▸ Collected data
"""

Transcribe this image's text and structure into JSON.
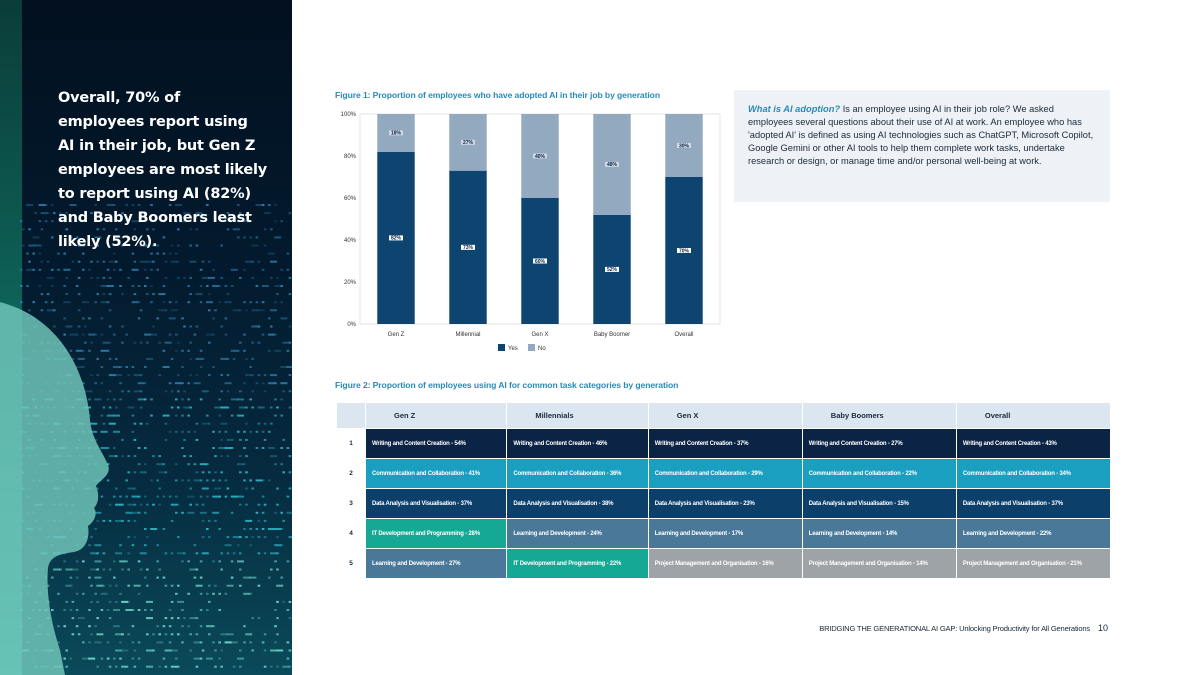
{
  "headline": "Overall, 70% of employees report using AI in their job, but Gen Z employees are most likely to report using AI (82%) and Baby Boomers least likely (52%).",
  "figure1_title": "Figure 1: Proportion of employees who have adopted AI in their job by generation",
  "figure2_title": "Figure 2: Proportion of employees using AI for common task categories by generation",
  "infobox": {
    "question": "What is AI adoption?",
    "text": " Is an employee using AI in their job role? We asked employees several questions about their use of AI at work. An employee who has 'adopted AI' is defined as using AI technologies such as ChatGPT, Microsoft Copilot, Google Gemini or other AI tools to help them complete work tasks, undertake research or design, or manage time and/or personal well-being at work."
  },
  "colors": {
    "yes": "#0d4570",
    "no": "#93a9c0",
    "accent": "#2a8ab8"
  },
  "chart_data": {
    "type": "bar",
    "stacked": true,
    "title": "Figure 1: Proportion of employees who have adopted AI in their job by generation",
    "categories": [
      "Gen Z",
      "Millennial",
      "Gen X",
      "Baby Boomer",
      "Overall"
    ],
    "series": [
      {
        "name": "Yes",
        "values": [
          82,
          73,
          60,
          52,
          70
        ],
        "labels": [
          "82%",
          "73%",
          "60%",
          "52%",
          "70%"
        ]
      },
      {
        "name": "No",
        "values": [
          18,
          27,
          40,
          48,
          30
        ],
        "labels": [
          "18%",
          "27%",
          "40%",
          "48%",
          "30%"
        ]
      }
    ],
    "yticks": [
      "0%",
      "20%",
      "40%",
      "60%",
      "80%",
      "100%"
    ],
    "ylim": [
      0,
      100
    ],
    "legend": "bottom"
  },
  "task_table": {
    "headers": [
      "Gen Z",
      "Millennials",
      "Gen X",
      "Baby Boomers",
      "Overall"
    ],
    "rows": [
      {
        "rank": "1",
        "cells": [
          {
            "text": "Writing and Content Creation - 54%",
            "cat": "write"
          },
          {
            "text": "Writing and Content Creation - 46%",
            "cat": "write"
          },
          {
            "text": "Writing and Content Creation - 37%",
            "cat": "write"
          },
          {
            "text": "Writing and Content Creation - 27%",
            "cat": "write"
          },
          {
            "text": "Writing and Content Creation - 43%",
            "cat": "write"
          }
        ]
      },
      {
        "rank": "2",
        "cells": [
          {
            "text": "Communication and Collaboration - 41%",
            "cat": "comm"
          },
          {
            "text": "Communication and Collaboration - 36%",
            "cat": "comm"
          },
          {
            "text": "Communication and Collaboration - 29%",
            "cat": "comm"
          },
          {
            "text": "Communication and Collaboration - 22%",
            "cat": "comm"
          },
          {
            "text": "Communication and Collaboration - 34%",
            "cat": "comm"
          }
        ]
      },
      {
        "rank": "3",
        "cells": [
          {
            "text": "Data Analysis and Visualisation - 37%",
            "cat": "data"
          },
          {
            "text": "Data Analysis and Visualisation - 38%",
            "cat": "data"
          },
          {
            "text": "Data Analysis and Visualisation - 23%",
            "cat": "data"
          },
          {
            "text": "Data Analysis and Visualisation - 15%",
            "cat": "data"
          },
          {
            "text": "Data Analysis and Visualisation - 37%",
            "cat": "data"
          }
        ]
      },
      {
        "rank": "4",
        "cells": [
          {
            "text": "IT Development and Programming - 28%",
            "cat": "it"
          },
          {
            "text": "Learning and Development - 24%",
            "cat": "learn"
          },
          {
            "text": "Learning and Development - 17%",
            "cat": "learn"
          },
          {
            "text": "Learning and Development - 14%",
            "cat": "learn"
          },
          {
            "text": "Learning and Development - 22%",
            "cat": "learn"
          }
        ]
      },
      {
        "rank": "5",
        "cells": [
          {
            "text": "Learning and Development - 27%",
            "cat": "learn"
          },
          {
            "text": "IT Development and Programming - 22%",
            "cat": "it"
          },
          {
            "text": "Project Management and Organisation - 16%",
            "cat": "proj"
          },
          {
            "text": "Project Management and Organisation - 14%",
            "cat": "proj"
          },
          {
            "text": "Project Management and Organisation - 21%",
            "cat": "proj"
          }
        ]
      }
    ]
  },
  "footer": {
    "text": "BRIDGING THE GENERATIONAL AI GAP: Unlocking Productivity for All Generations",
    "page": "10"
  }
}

"""
"""

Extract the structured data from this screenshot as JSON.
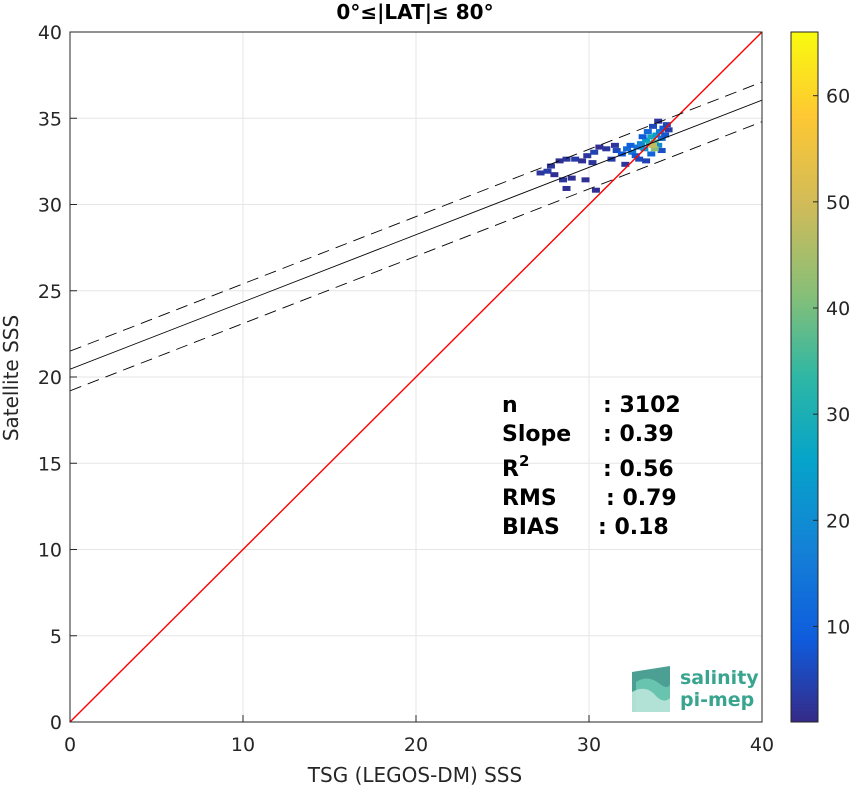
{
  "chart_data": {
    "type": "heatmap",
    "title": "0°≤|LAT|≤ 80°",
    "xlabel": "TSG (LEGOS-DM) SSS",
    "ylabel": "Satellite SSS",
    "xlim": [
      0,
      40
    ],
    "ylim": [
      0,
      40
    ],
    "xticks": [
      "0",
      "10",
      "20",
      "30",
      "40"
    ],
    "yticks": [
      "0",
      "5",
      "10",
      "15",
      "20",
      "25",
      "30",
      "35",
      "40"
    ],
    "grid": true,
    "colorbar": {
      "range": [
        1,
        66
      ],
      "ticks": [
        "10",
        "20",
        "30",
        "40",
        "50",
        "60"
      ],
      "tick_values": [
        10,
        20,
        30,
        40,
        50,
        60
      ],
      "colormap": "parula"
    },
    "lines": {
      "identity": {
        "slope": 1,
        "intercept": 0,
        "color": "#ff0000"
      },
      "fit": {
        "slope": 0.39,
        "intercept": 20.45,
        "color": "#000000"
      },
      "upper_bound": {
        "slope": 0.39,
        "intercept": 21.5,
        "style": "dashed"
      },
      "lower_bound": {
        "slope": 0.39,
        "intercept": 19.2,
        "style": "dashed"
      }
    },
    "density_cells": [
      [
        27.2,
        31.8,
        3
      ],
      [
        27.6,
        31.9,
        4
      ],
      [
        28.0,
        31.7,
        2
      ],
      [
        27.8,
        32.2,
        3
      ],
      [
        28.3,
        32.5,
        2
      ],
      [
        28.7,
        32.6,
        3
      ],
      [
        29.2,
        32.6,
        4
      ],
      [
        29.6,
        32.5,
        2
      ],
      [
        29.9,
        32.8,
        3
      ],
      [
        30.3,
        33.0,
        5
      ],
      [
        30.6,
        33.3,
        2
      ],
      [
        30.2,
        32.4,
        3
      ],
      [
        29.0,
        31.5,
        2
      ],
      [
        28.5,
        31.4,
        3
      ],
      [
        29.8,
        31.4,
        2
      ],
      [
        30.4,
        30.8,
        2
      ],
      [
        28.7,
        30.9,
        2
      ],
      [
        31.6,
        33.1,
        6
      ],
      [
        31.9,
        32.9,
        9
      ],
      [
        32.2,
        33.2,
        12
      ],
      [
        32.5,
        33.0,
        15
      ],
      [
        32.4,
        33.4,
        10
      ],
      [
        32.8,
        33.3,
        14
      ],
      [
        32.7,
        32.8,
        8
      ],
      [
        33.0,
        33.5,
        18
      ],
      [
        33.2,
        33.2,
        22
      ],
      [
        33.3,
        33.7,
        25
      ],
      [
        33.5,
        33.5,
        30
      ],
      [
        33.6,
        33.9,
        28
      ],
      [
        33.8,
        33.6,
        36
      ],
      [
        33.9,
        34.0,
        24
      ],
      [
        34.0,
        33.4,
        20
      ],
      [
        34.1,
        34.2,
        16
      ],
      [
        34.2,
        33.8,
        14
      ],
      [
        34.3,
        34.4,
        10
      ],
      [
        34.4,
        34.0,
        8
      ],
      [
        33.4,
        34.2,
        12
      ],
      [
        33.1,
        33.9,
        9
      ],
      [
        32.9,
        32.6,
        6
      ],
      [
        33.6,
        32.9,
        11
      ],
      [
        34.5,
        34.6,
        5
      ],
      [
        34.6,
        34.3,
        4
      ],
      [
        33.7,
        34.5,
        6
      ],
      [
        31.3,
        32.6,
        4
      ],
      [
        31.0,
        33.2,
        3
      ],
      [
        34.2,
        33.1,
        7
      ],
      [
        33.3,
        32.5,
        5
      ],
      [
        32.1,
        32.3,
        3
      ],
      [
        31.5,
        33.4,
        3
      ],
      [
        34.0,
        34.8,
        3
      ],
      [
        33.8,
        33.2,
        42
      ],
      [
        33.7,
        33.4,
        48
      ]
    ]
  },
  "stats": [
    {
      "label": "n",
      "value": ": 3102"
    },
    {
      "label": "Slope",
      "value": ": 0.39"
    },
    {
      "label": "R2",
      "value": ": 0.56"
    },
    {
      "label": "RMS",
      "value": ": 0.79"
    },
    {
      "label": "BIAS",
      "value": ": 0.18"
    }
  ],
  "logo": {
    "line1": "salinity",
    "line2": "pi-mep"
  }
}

"""
"""

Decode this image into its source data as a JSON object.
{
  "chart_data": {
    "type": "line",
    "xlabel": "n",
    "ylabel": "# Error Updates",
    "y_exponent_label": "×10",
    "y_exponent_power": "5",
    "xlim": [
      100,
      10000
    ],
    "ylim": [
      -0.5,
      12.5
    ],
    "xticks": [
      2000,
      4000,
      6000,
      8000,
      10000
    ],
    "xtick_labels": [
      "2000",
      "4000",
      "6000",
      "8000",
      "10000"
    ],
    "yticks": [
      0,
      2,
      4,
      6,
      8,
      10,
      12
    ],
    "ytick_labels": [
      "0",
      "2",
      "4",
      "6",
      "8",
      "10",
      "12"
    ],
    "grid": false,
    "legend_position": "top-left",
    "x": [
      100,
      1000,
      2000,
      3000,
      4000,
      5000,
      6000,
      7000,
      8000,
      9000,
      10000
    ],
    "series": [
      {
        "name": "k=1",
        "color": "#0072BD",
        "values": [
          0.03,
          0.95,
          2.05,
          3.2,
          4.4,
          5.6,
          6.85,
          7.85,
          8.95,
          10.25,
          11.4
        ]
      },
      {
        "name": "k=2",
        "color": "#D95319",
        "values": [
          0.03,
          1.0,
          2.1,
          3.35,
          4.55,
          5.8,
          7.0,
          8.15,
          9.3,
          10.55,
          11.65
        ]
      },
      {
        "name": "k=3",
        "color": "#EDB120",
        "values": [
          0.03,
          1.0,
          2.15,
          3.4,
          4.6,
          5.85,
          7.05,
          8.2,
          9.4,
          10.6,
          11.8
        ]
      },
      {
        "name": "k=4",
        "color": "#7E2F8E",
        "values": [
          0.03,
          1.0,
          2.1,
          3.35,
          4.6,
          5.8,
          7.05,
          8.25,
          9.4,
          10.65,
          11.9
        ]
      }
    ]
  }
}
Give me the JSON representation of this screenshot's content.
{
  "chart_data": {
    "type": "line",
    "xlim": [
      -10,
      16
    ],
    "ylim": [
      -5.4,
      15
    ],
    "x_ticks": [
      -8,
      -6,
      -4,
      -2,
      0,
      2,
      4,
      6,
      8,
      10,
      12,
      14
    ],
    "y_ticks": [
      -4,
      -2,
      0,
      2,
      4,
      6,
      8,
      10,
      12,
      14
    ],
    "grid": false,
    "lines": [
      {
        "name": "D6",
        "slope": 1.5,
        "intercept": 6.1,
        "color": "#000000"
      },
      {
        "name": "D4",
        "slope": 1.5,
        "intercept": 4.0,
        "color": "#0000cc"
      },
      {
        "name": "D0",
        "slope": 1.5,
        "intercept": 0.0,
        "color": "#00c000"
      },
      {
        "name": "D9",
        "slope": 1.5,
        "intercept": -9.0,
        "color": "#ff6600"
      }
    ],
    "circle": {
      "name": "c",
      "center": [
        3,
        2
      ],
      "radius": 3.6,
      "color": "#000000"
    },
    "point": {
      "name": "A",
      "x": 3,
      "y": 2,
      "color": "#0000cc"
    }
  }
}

"""

▸ Exercise prompt
Count each line above in which the string "have" appears, then state only the total.

▸ Output for this exercise
2